[START OF RECORDS SUPPLIED]

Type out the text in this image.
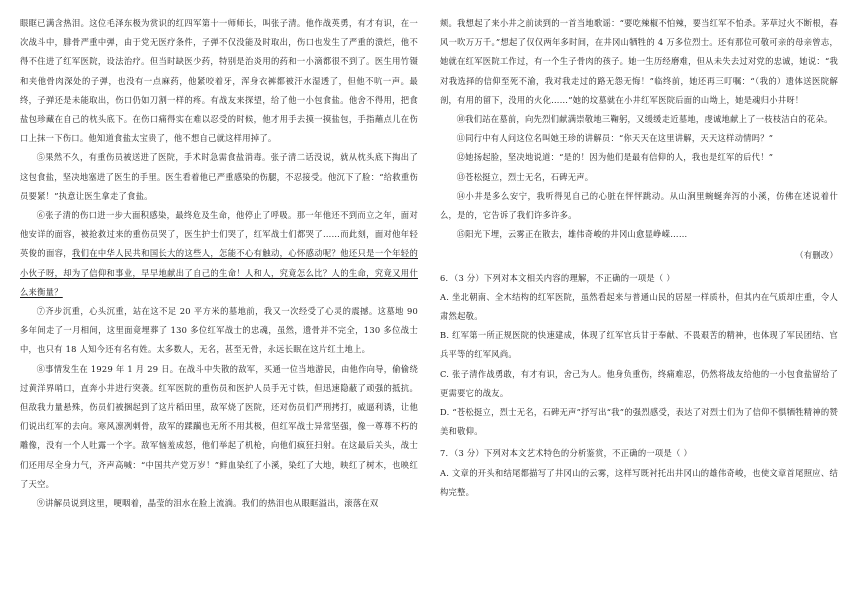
眼眶已满含热泪。这位毛泽东极为赏识的红四军第十一师师长，叫张子清。他作战英勇，有才有识，在一次战斗中，腓骨严重中弹，由于党无医疗条件，子弹不仅没能及时取出，伤口也发生了严重的溃烂，他不得不住进了红军医院，设法治疗。但当时缺医少药，特别是治炎用的药和一小滴都很不到了。医生用竹镊和夹他骨肉深处的子弹，也没有一点麻药，他紧咬着牙，浑身衣裤都被汗水湿透了，但他不吭一声。最终，子弹还是未能取出，伤口仍如刀割一样的疼。有战友来探望，给了他一小包食盐。他舍不得用，把食盐包珍藏在自己的枕头底下。在伤口痛得实在难以忍受的时候，他才用手去摸一摸盐包，手指蘸点儿在伤口上抹一下伤口。他知道食盐太宝贵了，他不想自己就这样用掉了。

⑤果然不久，有重伤员被送进了医院，手术时急需食盐消毒。张子清二话没说，就从枕头底下掏出了这包食盐，坚决地塞进了医生的手里。医生看着他已严重感染的伤腿，不忍接受。他沉下了脸：“给救重伤员要紧！”执意让医生拿走了食盐。

⑥张子清的伤口进一步大面积感染，最终危及生命，他停止了呼吸。那一年他还不到而立之年，面对他安详的面容，被抢救过来的重伤员哭了，医生护士们哭了，红军战士们都哭了……而此刻，面对他年轻英俊的面容，我们在中华人民共和国长大的这些人，怎能不心有触动，心怀感动呢？他还只是一个年轻的小伙子呀，却为了信仰和事业，早早地献出了自己的生命！人和人，究竟怎么比？人的生命，究竟又用什么来衡量？

⑦齐步沉重，心头沉重，站在这不足 20 平方米的墓地前，我又一次经受了心灵的震撼。这墓地 90 多年间走了一月相间，这里面竟埋葬了 130 多位红军战士的忠魂，虽然，遗骨并不完全，130 多位战士中，也只有 18 人知今还有名有姓。太多数人，无名，甚至无骨，永远长眠在这片红土地上。

⑧事情发生在 1929 年 1 月 29 日。在战斗中失散的敌军，买通一位当地游民，由他作向导，偷偷绕过黄洋界哨口，直奔小井进行突袭。红军医院的重伤员和医护人员手无寸铁，但迅速隐蔽了顽强的抵抗。但敌我力量悬殊，伤员们被捆起到了这片稻田里，敌军烧了医院，还对伤员们严刑拷打，威逼利诱，让他们说出红军的去向。寒风凛冽刺骨，敌军的蹂躏也无所不用其极，但红军战士异常坚强，像一尊尊不朽的雕像，没有一个人吐露一个字。敌军恼羞成怒，他们举起了机枪，向他们疯狂扫射。在这最后关头，战士们还用尽全身力气，齐声高喊：“中国共产党万岁！”鲜血染红了小溪，染红了大地，映红了树木，也映红了天空。

⑨讲解员说到这里，哽咽着，晶莹的泪水在脸上流淌。我们的热泪也从眼眶溢出，滚落在双

颊。我想起了来小井之前读到的一首当地歌谣：“要吃辣椒不怕辣，要当红军不怕杀。茅草过火不断根，春风一吹万万千。”想起了仅仅两年多时间，在井冈山牺牲的 4 万多位烈士。还有那位可敬可亲的母亲曾志，她就在红军医院工作过，有一个生子骨肉的孩子。她一生历经磨难，但从未失去过对党的忠诚，她说：“我对我选择的信仰至死不渝，我对我走过的路无怨无悔！”临终前，她还再三叮嘱：“（我的）遗体送医院解剖，有用的留下，没用的火化……”她的坟墓就在小井红军医院后面的山坳上，她是魂归小井呀！

⑩我们站在墓前，向先烈们献满崇敬地三鞠躬，又缓缓走近墓地，虔诚地献上了一枝枝洁白的花朵。

⑪同行中有人问这位名叫她王珍的讲解员：“你天天在这里讲解，天天这样动情吗？”

⑫她扬起脸，坚决地说道：“是的！因为他们是最有信仰的人，我也是红军的后代！”

⑬苍松挺立，烈士无名，石碑无声。

⑭小井是多么安宁，我听得见自己的心脏在怦怦跳动。从山涧里蜿蜒奔泻的小溪，仿佛在述说着什么，是的，它告诉了我们许多许多。

⑮阳光下埋，云雾正在散去，雄伟奇峻的井冈山愈显峥嵘……

（有删改）

6．（3 分）下列对本文相关内容的理解，不正确的一项是（ ）

A. 坐北朝南、全木结构的红军医院，虽然看起来与普通山民的居屋一样质朴，但其内在气质却庄重，令人肃然起敬。

B. 红军第一所正规医院的快速建成，体现了红军官兵甘于奉献、不畏艰苦的精神，也体现了军民团结、官兵平等的红军风尚。

C. 张子清作战勇敢，有才有识，舍己为人。他身负重伤，终痛难忍，仍然将战友给他的一小包食盐留给了更需要它的战友。

D. “苍松挺立，烈士无名，石碑无声”抒写出“我”的强烈感受，表达了对烈士们为了信仰不惧牺牲精神的赞美和敬仰。

7．（3 分）下列对本文艺术特色的分析鉴赏，不正确的一项是（ ）

A. 文章的开头和结尾都描写了井冈山的云雾，这样写既衬托出井冈山的雄伟奇峻，也使文章首尾照应、结构完整。
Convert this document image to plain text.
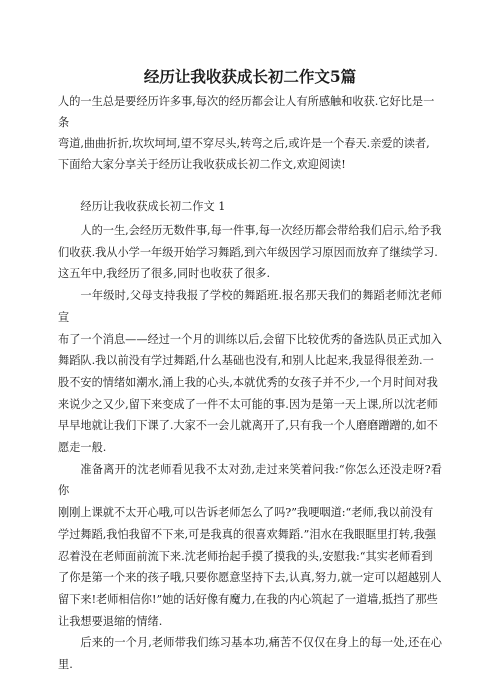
经历让我收获成长初二作文5篇

人的一生总是要经历许多事,每次的经历都会让人有所感触和收获.它好比是一条
弯道,曲曲折折,坎坎坷坷,望不穿尽头,转弯之后,或许是一个春天.亲爱的读者,
下面给大家分享关于经历让我收获成长初二作文,欢迎阅读!

经历让我收获成长初二作文 1

人的一生,会经历无数件事,每一件事,每一次经历都会带给我们启示,给予我
们收获.我从小学一年级开始学习舞蹈,到六年级因学习原因而放弃了继续学习.
这五年中,我经历了很多,同时也收获了很多.

一年级时,父母支持我报了学校的舞蹈班.报名那天我们的舞蹈老师沈老师宣
布了一个消息——经过一个月的训练以后,会留下比较优秀的备选队员正式加入
舞蹈队.我以前没有学过舞蹈,什么基础也没有,和别人比起来,我显得很差劲.一
股不安的情绪如潮水,涌上我的心头,本就优秀的女孩子并不少,一个月时间对我
来说少之又少,留下来变成了一件不太可能的事.因为是第一天上课,所以沈老师
早早地就让我们下课了.大家不一会儿就离开了,只有我一个人磨磨蹭蹭的,如不
愿走一般.

准备离开的沈老师看见我不太对劲,走过来笑着问我:“你怎么还没走呀?看你
刚刚上课就不太开心哦,可以告诉老师怎么了吗?”我哽咽道:“老师,我以前没有
学过舞蹈,我怕我留不下来,可是我真的很喜欢舞蹈.”泪水在我眼眶里打转,我强
忍着没在老师面前流下来.沈老师抬起手摸了摸我的头,安慰我:“其实老师看到
了你是第一个来的孩子哦,只要你愿意坚持下去,认真,努力,就一定可以超越别人
留下来!老师相信你!”她的话好像有魔力,在我的内心筑起了一道墙,抵挡了那些
让我想要退缩的情绪.

后来的一个月,老师带我们练习基本功,痛苦不仅仅在身上的每一处,还在心里.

[END OF RECORDS SUPPLIED]

= WRITTEN EXERCISE =
Output the lines above in full and exactly as given, omitting any pictures.

= SOLUTION =
Type out the text in this image.
眼眶已满含热泪。这位毛泽东极为赏识的红四军第十一师师长，叫张子清。他作战英勇，有才有识，在一次战斗中，腓骨严重中弹，由于党无医疗条件，子弹不仅没能及时取出，伤口也发生了严重的溃烂，他不得不住进了红军医院，设法治疗。但当时缺医少药，特别是治炎用的药和一小滴都很不到了。医生用竹镊和夹他骨肉深处的子弹，也没有一点麻药，他紧咬着牙，浑身衣裤都被汗水湿透了，但他不吭一声。最终，子弹还是未能取出，伤口仍如刀割一样的疼。有战友来探望，给了他一小包食盐。他舍不得用，把食盐包珍藏在自己的枕头底下。在伤口痛得实在难以忍受的时候，他才用手去摸一摸盐包，手指蘸点儿在伤口上抹一下伤口。他知道食盐太宝贵了，他不想自己就这样用掉了。

⑤果然不久，有重伤员被送进了医院，手术时急需食盐消毒。张子清二话没说，就从枕头底下掏出了这包食盐，坚决地塞进了医生的手里。医生看着他已严重感染的伤腿，不忍接受。他沉下了脸：“给救重伤员要紧！”执意让医生拿走了食盐。

⑥张子清的伤口进一步大面积感染，最终危及生命，他停止了呼吸。那一年他还不到而立之年，面对他安详的面容，被抢救过来的重伤员哭了，医生护士们哭了，红军战士们都哭了……而此刻，面对他年轻英俊的面容，我们在中华人民共和国长大的这些人，怎能不心有触动，心怀感动呢？他还只是一个年轻的小伙子呀，却为了信仰和事业，早早地献出了自己的生命！人和人，究竟怎么比？人的生命，究竟又用什么来衡量？

⑦齐步沉重，心头沉重，站在这不足 20 平方米的墓地前，我又一次经受了心灵的震撼。这墓地 90 多年间走了一月相间，这里面竟埋葬了 130 多位红军战士的忠魂，虽然，遗骨并不完全，130 多位战士中，也只有 18 人知今还有名有姓。太多数人，无名，甚至无骨，永远长眠在这片红土地上。

⑧事情发生在 1929 年 1 月 29 日。在战斗中失散的敌军，买通一位当地游民，由他作向导，偷偷绕过黄洋界哨口，直奔小井进行突袭。红军医院的重伤员和医护人员手无寸铁，但迅速隐蔽了顽强的抵抗。但敌我力量悬殊，伤员们被捆起到了这片稻田里，敌军烧了医院，还对伤员们严刑拷打，威逼利诱，让他们说出红军的去向。寒风凛冽刺骨，敌军的蹂躏也无所不用其极，但红军战士异常坚强，像一尊尊不朽的雕像，没有一个人吐露一个字。敌军恼羞成怒，他们举起了机枪，向他们疯狂扫射。在这最后关头，战士们还用尽全身力气，齐声高喊：“中国共产党万岁！”鲜血染红了小溪，染红了大地，映红了树木，也映红了天空。

⑨讲解员说到这里，哽咽着，晶莹的泪水在脸上流淌。我们的热泪也从眼眶溢出，滚落在双

颊。我想起了来小井之前读到的一首当地歌谣：“要吃辣椒不怕辣，要当红军不怕杀。茅草过火不断根，春风一吹万万千。”想起了仅仅两年多时间，在井冈山牺牲的 4 万多位烈士。还有那位可敬可亲的母亲曾志，她就在红军医院工作过，有一个生子骨肉的孩子。她一生历经磨难，但从未失去过对党的忠诚，她说：“我对我选择的信仰至死不渝，我对我走过的路无怨无悔！”临终前，她还再三叮嘱：“（我的）遗体送医院解剖，有用的留下，没用的火化……”她的坟墓就在小井红军医院后面的山坳上，她是魂归小井呀！

⑩我们站在墓前，向先烈们献满崇敬地三鞠躬，又缓缓走近墓地，虔诚地献上了一枝枝洁白的花朵。

⑪同行中有人问这位名叫她王珍的讲解员：“你天天在这里讲解，天天这样动情吗？”

⑫她扬起脸，坚决地说道：“是的！因为他们是最有信仰的人，我也是红军的后代！”

⑬苍松挺立，烈士无名，石碑无声。

⑭小井是多么安宁，我听得见自己的心脏在怦怦跳动。从山涧里蜿蜒奔泻的小溪，仿佛在述说着什么，是的，它告诉了我们许多许多。

⑮阳光下埋，云雾正在散去，雄伟奇峻的井冈山愈显峥嵘……

（有删改）

6．（3 分）下列对本文相关内容的理解，不正确的一项是（ ）

A. 坐北朝南、全木结构的红军医院，虽然看起来与普通山民的居屋一样质朴，但其内在气质却庄重，令人肃然起敬。

B. 红军第一所正规医院的快速建成，体现了红军官兵甘于奉献、不畏艰苦的精神，也体现了军民团结、官兵平等的红军风尚。

C. 张子清作战勇敢，有才有识，舍己为人。他身负重伤，终痛难忍，仍然将战友给他的一小包食盐留给了更需要它的战友。

D. “苍松挺立，烈士无名，石碑无声”抒写出“我”的强烈感受，表达了对烈士们为了信仰不惧牺牲精神的赞美和敬仰。

7．（3 分）下列对本文艺术特色的分析鉴赏，不正确的一项是（ ）

A. 文章的开头和结尾都描写了井冈山的云雾，这样写既衬托出井冈山的雄伟奇峻，也使文章首尾照应、结构完整。
Convert this document image to plain text.
经历让我收获成长初二作文5篇

人的一生总是要经历许多事,每次的经历都会让人有所感触和收获.它好比是一条
弯道,曲曲折折,坎坎坷坷,望不穿尽头,转弯之后,或许是一个春天.亲爱的读者,
下面给大家分享关于经历让我收获成长初二作文,欢迎阅读!

经历让我收获成长初二作文 1

人的一生,会经历无数件事,每一件事,每一次经历都会带给我们启示,给予我
们收获.我从小学一年级开始学习舞蹈,到六年级因学习原因而放弃了继续学习.
这五年中,我经历了很多,同时也收获了很多.

一年级时,父母支持我报了学校的舞蹈班.报名那天我们的舞蹈老师沈老师宣
布了一个消息——经过一个月的训练以后,会留下比较优秀的备选队员正式加入
舞蹈队.我以前没有学过舞蹈,什么基础也没有,和别人比起来,我显得很差劲.一
股不安的情绪如潮水,涌上我的心头,本就优秀的女孩子并不少,一个月时间对我
来说少之又少,留下来变成了一件不太可能的事.因为是第一天上课,所以沈老师
早早地就让我们下课了.大家不一会儿就离开了,只有我一个人磨磨蹭蹭的,如不
愿走一般.

准备离开的沈老师看见我不太对劲,走过来笑着问我:“你怎么还没走呀?看你
刚刚上课就不太开心哦,可以告诉老师怎么了吗?”我哽咽道:“老师,我以前没有
学过舞蹈,我怕我留不下来,可是我真的很喜欢舞蹈.”泪水在我眼眶里打转,我强
忍着没在老师面前流下来.沈老师抬起手摸了摸我的头,安慰我:“其实老师看到
了你是第一个来的孩子哦,只要你愿意坚持下去,认真,努力,就一定可以超越别人
留下来!老师相信你!”她的话好像有魔力,在我的内心筑起了一道墙,抵挡了那些
让我想要退缩的情绪.

后来的一个月,老师带我们练习基本功,痛苦不仅仅在身上的每一处,还在心里.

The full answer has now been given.